- [Selected text]
================================

DuckDB – Lord of the Enums: The Fellowship of the Categorical and Factors

Author Avatar
Pedro Holanda
Published on 2021-11-26

dict-enc

String types are one of the most commonly used types. However, often string columns have a limited number of distinct values. For example, a country column will never have more than a few hundred unique entries. Storing a data type as a plain string causes a waste of storage and compromises query performance. A better solution is to dictionary encode these columns. In dictionary encoding, the data is split into two parts: the category and the values. The category stores the actual strings, and the values stores a reference to the strings. This encoding is depicted below.

dict-enc

In the old times, users would manually perform dictionary encoding by creating lookup tables and translating their ids back with join operations. Environments like Pandas and R support these types more elegantly. Pandas Categorical and R Factors are types that allow for columns of strings with many duplicate entries to be efficiently stored through dictionary encoding.

Dictionary encoding not only allows immense storage savings but also allows systems to operate on numbers instead of on strings, drastically boosting query performance. By lowering RAM usage, ENUMs also allow DuckDB to scale to significantly larger datasets.

To allow DuckDB to fully integrate with these encoded structures, we implemented Enum Types. This blog post will show code snippets of how to use ENUM types from both SQL API and Python/R clients, and will demonstrate the performance benefits of the enum types over using regular strings. To the best of our knowledge, DuckDB is the first RDBMS that natively integrates with Pandas categorical columns and R factors.

================================

- [Dataset records]
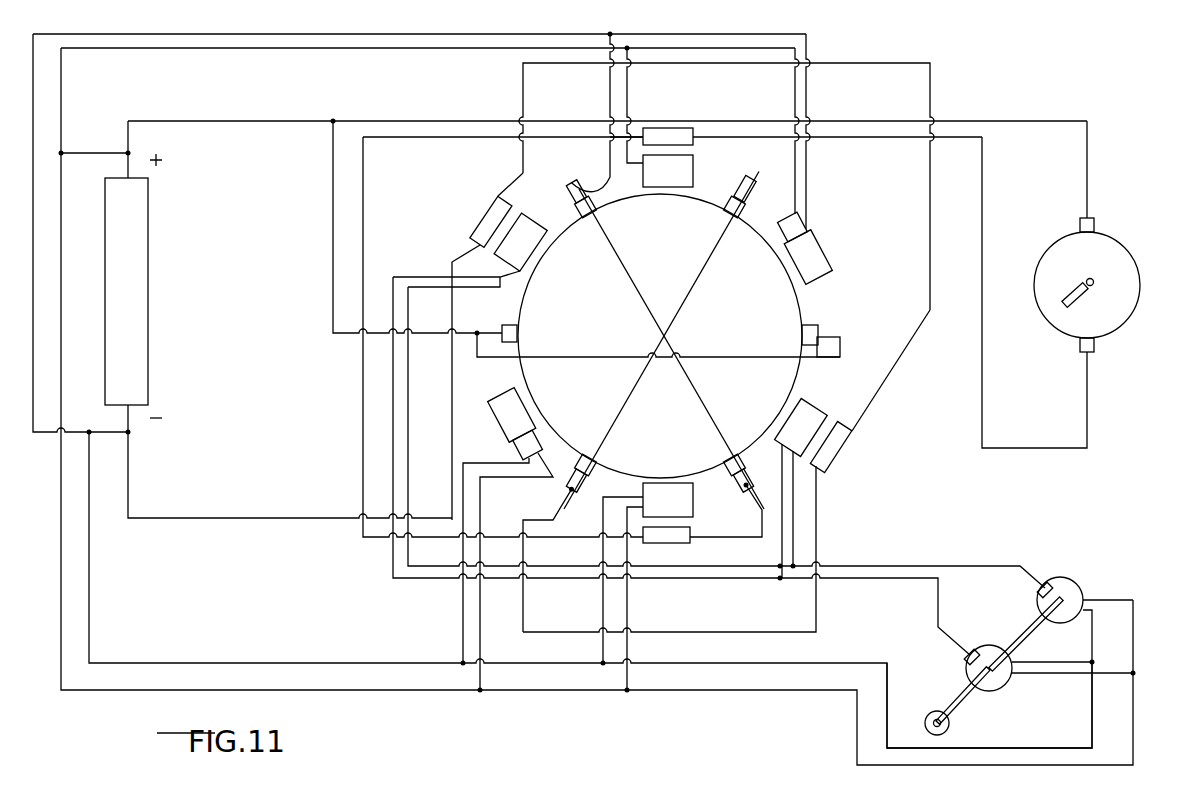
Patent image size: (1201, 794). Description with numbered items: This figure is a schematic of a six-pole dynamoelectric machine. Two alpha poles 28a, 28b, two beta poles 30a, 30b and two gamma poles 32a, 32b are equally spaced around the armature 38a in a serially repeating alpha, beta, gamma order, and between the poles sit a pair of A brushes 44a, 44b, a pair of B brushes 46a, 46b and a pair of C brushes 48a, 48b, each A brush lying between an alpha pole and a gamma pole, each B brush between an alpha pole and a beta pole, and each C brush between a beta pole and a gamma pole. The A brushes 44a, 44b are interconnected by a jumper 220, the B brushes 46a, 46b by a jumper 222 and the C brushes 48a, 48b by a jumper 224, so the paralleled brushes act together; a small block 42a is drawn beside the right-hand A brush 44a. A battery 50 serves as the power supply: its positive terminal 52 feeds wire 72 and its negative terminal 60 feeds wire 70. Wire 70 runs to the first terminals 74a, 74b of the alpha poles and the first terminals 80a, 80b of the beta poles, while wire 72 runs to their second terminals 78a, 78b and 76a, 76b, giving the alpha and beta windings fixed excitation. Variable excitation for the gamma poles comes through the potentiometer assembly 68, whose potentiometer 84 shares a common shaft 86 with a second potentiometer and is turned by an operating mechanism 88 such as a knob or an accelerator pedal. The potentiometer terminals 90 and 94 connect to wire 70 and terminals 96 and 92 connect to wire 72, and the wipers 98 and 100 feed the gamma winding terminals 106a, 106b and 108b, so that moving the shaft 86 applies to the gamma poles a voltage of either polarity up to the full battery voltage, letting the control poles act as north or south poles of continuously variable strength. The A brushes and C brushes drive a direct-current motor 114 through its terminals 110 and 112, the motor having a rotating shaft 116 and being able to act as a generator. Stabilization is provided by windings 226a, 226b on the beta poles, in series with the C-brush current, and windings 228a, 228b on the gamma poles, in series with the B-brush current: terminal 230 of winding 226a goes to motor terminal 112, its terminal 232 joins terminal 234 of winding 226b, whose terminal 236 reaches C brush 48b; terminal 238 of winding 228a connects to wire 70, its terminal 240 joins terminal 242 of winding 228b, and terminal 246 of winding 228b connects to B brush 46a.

The alpha pole 28a is at (505, 410).
The alpha pole 28b is at (820, 258).
The beta pole 30a is at (693, 178).
The beta pole 30b is at (693, 500).
The gamma pole 32a is at (528, 235).
The gamma pole 32b is at (800, 412).
The armature 38a is at (803, 305).
The terminal block 42a is at (832, 337).
The A brush 44a is at (818, 332).
The A brush 44b is at (509, 324).
The B brush 46a is at (575, 478).
The B brush 46b is at (745, 200).
The C brush 48a is at (580, 210).
The C brush 48b is at (728, 462).
The battery 50 is at (148, 275).
The positive terminal 52 is at (130, 145).
The negative terminal 60 is at (128, 470).
The potentiometer assembly 68 is at (1032, 640).
The wire 70 is at (337, 36).
The wire 72 is at (390, 50).
The first terminal of alpha pole winding 74a is at (540, 455).
The first terminal of alpha pole winding 74b is at (808, 222).
The second terminal of beta pole winding 76a is at (627, 150).
The second terminal of beta pole winding 76b is at (615, 497).
The second terminal of alpha pole winding 78a is at (548, 462).
The second terminal of alpha pole winding 78b is at (797, 210).
The first terminal of beta pole winding 80a is at (598, 180).
The first terminal of beta pole winding 80b is at (622, 512).
The potentiometer 84 is at (1078, 586).
The common shaft 86 is at (995, 680).
The operating mechanism 88 is at (949, 726).
The first terminal of potentiometer 90 is at (1080, 655).
The second terminal of potentiometer 92 is at (1115, 600).
The first terminal of potentiometer 94 is at (1092, 612).
The second terminal of potentiometer 96 is at (1120, 673).
The wiper 98 is at (975, 652).
The wiper 100 is at (1048, 586).
The first terminal of gamma winding 106a is at (455, 257).
The first terminal of gamma winding 106b is at (448, 280).
The second terminal of gamma winding 108b is at (793, 505).
The first terminal of motor 110 is at (1088, 190).
The second terminal of motor 112 is at (1090, 362).
The direct current motor 114 is at (1105, 255).
The rotating shaft 116 is at (1094, 288).
The jumper 220 is at (592, 357).
The jumper 222 is at (640, 405).
The jumper 224 is at (735, 400).
The stabilization winding 226a is at (672, 133).
The stabilization winding 226b is at (665, 543).
The stabilization winding 228a is at (498, 210).
The stabilization winding 228b is at (845, 440).
The first terminal of stabilization winding 230 is at (702, 137).
The second terminal of stabilization winding 232 is at (648, 125).
The first terminal of stabilization winding 234 is at (640, 545).
The second terminal of stabilization winding 236 is at (693, 543).
The first terminal of stabilization winding 238 is at (470, 245).
The second terminal of stabilization winding 240 is at (522, 160).
The first terminal of stabilization winding 242 is at (855, 395).
The second terminal of stabilization winding 246 is at (818, 488).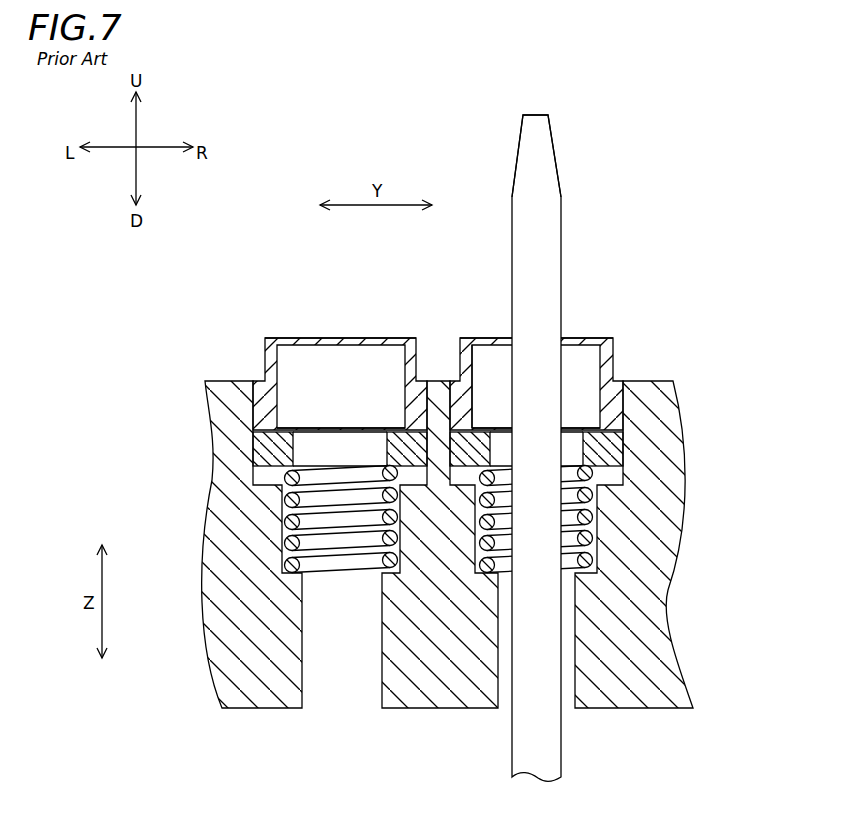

================================

- [Parts of the exercise]
[1] In the DuckDB post on enums, into which two parts does dictionary encoding split the data?
[2] List every interface through which the DuckDB post says its code snippets will show how to use ENUM types.

- [Answers provided]
[1] The category and the values.

[2]
- SQL API
- Python client
- R client